Working data:

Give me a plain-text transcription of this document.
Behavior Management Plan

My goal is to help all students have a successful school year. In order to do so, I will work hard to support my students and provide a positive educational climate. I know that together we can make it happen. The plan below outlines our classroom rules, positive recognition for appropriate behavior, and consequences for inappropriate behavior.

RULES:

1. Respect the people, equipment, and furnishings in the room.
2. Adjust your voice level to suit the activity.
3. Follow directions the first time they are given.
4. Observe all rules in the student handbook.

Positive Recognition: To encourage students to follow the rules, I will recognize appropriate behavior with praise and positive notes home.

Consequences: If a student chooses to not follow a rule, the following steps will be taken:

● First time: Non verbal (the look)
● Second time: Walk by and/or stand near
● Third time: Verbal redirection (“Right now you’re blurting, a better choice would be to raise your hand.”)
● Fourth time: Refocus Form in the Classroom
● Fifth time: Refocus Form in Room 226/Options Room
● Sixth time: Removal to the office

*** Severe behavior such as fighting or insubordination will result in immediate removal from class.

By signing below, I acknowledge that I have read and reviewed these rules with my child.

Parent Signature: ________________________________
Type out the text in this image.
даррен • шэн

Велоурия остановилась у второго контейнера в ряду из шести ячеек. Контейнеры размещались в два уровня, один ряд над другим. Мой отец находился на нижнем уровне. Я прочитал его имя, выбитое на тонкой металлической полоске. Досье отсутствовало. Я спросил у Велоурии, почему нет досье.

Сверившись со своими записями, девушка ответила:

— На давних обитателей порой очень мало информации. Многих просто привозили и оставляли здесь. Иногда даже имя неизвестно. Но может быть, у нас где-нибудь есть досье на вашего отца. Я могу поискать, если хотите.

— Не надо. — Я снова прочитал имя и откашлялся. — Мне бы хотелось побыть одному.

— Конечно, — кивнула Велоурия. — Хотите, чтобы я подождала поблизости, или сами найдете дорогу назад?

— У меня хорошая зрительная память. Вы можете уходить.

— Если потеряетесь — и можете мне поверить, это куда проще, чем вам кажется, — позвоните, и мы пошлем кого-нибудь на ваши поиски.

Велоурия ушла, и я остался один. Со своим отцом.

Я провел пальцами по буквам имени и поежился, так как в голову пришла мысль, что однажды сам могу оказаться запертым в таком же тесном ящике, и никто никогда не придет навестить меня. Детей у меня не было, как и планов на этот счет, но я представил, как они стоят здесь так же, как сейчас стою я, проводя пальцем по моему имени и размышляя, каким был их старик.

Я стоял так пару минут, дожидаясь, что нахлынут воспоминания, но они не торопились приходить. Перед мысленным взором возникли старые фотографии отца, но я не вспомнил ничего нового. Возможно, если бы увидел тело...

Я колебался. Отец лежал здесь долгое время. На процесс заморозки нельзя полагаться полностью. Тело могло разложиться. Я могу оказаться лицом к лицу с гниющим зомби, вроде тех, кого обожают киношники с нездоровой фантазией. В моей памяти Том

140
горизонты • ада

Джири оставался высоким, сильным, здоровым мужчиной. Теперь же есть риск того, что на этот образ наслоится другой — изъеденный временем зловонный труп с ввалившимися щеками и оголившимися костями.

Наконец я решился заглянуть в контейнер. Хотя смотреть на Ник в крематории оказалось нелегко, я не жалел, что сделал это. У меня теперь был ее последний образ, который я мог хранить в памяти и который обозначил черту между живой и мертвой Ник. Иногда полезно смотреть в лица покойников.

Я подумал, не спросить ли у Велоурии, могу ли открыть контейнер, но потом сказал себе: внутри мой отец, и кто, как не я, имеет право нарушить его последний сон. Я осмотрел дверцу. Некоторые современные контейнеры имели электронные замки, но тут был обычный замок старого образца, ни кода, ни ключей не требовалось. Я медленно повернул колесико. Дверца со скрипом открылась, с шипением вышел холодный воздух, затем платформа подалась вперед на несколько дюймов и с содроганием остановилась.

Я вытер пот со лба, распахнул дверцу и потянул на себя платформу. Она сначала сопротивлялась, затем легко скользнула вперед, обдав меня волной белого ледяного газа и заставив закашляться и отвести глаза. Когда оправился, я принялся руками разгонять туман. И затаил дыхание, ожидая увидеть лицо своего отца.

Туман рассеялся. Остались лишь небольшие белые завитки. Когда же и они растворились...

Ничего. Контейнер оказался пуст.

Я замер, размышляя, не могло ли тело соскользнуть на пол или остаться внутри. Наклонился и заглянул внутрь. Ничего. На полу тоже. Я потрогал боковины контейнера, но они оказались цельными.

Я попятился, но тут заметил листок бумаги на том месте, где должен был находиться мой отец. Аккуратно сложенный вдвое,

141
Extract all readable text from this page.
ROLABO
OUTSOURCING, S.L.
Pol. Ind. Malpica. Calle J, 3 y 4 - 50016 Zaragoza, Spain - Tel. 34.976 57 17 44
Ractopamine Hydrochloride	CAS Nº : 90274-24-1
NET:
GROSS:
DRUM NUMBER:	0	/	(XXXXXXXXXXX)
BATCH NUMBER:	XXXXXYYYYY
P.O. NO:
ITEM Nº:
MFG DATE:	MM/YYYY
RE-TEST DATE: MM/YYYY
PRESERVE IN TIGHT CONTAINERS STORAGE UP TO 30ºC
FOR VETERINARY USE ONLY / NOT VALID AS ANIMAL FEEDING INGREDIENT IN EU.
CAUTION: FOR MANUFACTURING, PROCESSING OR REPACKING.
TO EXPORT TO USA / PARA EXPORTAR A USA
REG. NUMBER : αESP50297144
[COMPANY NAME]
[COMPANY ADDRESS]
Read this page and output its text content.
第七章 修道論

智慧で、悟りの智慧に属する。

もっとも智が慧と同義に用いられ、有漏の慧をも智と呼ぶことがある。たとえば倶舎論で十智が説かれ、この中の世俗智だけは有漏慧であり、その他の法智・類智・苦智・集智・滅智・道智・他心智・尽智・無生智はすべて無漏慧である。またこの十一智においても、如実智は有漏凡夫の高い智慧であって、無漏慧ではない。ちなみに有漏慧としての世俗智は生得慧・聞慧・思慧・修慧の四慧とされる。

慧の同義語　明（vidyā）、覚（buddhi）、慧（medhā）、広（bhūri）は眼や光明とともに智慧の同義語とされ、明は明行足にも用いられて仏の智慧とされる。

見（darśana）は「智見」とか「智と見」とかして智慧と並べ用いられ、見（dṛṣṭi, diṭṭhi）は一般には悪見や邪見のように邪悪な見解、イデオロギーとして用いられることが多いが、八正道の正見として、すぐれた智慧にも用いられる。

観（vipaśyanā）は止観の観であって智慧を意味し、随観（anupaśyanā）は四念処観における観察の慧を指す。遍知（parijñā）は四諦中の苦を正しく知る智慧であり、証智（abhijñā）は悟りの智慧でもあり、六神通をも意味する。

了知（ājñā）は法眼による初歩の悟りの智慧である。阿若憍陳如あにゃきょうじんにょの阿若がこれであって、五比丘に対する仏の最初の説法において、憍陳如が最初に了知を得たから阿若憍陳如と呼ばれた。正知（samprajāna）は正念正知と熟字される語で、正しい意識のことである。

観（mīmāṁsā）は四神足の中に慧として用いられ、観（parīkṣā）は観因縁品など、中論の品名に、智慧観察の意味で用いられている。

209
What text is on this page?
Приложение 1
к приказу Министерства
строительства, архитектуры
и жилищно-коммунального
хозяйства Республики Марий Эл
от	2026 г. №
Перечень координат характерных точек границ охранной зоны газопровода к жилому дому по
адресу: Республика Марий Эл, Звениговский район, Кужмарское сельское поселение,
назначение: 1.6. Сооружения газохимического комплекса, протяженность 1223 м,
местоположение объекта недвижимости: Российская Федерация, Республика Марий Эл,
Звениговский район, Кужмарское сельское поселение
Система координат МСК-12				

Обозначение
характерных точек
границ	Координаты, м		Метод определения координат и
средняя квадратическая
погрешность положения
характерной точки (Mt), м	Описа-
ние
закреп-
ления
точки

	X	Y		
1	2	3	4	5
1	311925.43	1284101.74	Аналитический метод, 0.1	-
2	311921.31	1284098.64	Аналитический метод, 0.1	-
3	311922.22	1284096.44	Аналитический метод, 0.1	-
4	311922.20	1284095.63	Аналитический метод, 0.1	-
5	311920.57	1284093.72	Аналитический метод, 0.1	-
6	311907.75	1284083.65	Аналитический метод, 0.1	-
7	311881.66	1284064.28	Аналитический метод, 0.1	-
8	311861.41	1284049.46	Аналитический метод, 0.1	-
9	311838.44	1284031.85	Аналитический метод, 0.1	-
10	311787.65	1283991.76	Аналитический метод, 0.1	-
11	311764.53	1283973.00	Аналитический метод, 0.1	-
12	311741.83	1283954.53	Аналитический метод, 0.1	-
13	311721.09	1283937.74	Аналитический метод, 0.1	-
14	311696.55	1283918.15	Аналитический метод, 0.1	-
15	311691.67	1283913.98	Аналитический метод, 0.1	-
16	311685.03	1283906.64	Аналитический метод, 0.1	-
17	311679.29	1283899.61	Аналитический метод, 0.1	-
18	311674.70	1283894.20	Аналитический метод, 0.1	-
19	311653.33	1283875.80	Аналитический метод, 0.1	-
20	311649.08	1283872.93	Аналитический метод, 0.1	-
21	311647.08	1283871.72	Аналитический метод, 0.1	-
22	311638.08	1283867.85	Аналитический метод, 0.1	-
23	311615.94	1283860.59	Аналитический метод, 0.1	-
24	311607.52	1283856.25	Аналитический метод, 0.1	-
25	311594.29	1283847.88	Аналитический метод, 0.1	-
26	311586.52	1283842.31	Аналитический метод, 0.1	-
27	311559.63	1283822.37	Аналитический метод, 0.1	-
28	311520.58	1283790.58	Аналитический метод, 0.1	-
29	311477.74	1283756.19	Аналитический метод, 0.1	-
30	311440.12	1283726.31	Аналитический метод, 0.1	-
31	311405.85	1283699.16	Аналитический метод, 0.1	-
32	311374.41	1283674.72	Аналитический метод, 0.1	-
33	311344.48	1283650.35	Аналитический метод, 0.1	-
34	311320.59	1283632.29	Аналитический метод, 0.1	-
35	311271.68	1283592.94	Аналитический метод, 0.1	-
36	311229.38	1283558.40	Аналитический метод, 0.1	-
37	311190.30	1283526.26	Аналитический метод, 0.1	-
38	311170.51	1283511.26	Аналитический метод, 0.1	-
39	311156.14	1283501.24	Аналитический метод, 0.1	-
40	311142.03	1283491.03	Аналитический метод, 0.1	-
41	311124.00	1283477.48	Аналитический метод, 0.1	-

Exercise: Show each line in the entries that holds the string "размышляя".

Answer:
Я провел пальцами по буквам имени и поежился, так как в голову пришла мысль, что однажды сам могу оказаться запертым в таком же тесном ящике, и никто никогда не придет навестить меня. Детей у меня не было, как и планов на этот счет, но я представил, как они стоят здесь так же, как сейчас стою я, проводя пальцем по моему имени и размышляя, каким был их старик.
Я замер, размышляя, не могло ли тело соскользнуть на пол или остаться внутри. Наклонился и заглянул внутрь. Ничего. На полу тоже. Я потрогал боковины контейнера, но они оказались цельными.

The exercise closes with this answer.